[WORK INSTRUCTIONS] Reproduce the listing word for word, leaving every picture behind.

** START OF RECORDS **

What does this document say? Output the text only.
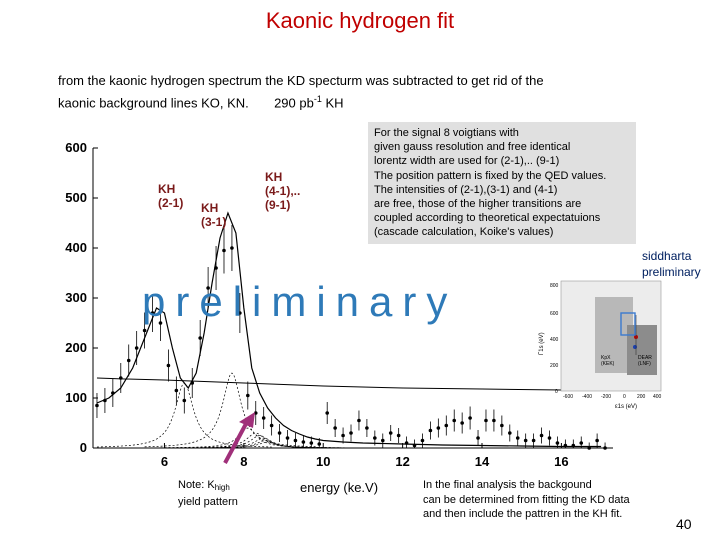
Kaonic hydrogen fit
from the kaonic hydrogen spectrum the KD specturm was subtracted to get rid of the
kaonic background lines KO, KN. 290 $pb^{-1}$ KH
0
100
200
300
400
500
600
6	8	10	12	14	16
KH
(2-1) KH
(3-1)
KH
(4-1),..
(9-1)
For the signal 8 voigtians with
given gauss resolution and free identical
lorentz width are used for (2-1),.. (9-1)
The position pattern is fixed by the QED values.
The intensities of (2-1),(3-1) and (4-1)
are free, those of the higher transitions are
coupled according to theoretical expectatuions
(cascade calculation, Koike's values)
preliminary
siddharta
preliminary
KpX
(KEK)
DEAR
(LNF)
-600 -400 -200 0 200 400
800
600
400
200
0
ε1s (eV)
Γ1s (eV)
Note: Khigh
yield pattern
energy (ke.V)	In the final analysis the backgound
can be determined from fitting the KD data
and then include the pattren in the KH fit.
40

** END OF RECORDS **

[REPLY]
What does this document say? Output the text only.
Kaonic hydrogen fit
from the kaonic hydrogen spectrum the KD specturm was subtracted to get rid of the
kaonic background lines KO, KN. 290 $pb^{-1}$ KH
0
100
200
300
400
500
600
6	8	10	12	14	16
KH
(2-1) KH
(3-1)
KH
(4-1),..
(9-1)
For the signal 8 voigtians with
given gauss resolution and free identical
lorentz width are used for (2-1),.. (9-1)
The position pattern is fixed by the QED values.
The intensities of (2-1),(3-1) and (4-1)
are free, those of the higher transitions are
coupled according to theoretical expectatuions
(cascade calculation, Koike's values)
preliminary
siddharta
preliminary
KpX
(KEK)
DEAR
(LNF)
-600 -400 -200 0 200 400
800
600
400
200
0
ε1s (eV)
Γ1s (eV)
Note: Khigh
yield pattern
energy (ke.V)	In the final analysis the backgound
can be determined from fitting the KD data
and then include the pattren in the KH fit.
40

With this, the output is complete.